What you should do →
Would you quote every entry exactly, dropping only the pictures?

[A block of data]
[Begin]

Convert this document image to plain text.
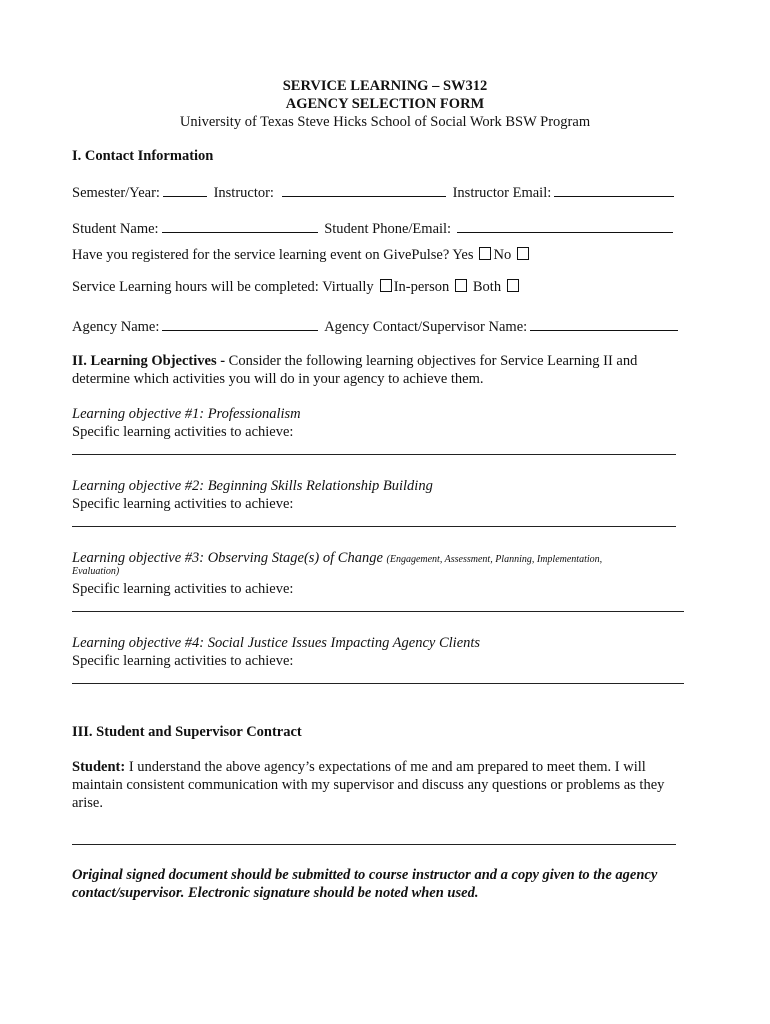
SERVICE LEARNING – SW312
AGENCY SELECTION FORM
University of Texas Steve Hicks School of Social Work BSW Program
I. Contact Information
Semester/Year:	Instructor:	Instructor Email:
Student Name:	Student Phone/Email:
Have you registered for the service learning event on GivePulse? Yes No
Service Learning hours will be completed: Virtually In-person Both
Agency Name:	Agency Contact/Supervisor Name:
II. Learning Objectives - Consider the following learning objectives for Service Learning II and
determine which activities you will do in your agency to achieve them.
Learning objective #1: Professionalism
Specific learning activities to achieve:
Learning objective #2: Beginning Skills Relationship Building
Specific learning activities to achieve:
Learning objective #3: Observing Stage(s) of Change (Engagement, Assessment, Planning, Implementation,
Evaluation)
Specific learning activities to achieve:
Learning objective #4: Social Justice Issues Impacting Agency Clients
Specific learning activities to achieve:
III. Student and Supervisor Contract
Student: I understand the above agency’s expectations of me and am prepared to meet them. I will
maintain consistent communication with my supervisor and discuss any questions or problems as they
arise.
Original signed document should be submitted to course instructor and a copy given to the agency
contact/supervisor. Electronic signature should be noted when used.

[End]

Answer to this problem →
Convert this document image to plain text.
SERVICE LEARNING – SW312
AGENCY SELECTION FORM
University of Texas Steve Hicks School of Social Work BSW Program
I. Contact Information
Semester/Year:	Instructor:	Instructor Email:
Student Name:	Student Phone/Email:
Have you registered for the service learning event on GivePulse? Yes No
Service Learning hours will be completed: Virtually In-person Both
Agency Name:	Agency Contact/Supervisor Name:
II. Learning Objectives - Consider the following learning objectives for Service Learning II and
determine which activities you will do in your agency to achieve them.
Learning objective #1: Professionalism
Specific learning activities to achieve:
Learning objective #2: Beginning Skills Relationship Building
Specific learning activities to achieve:
Learning objective #3: Observing Stage(s) of Change (Engagement, Assessment, Planning, Implementation,
Evaluation)
Specific learning activities to achieve:
Learning objective #4: Social Justice Issues Impacting Agency Clients
Specific learning activities to achieve:
III. Student and Supervisor Contract
Student: I understand the above agency’s expectations of me and am prepared to meet them. I will
maintain consistent communication with my supervisor and discuss any questions or problems as they
arise.
Original signed document should be submitted to course instructor and a copy given to the agency
contact/supervisor. Electronic signature should be noted when used.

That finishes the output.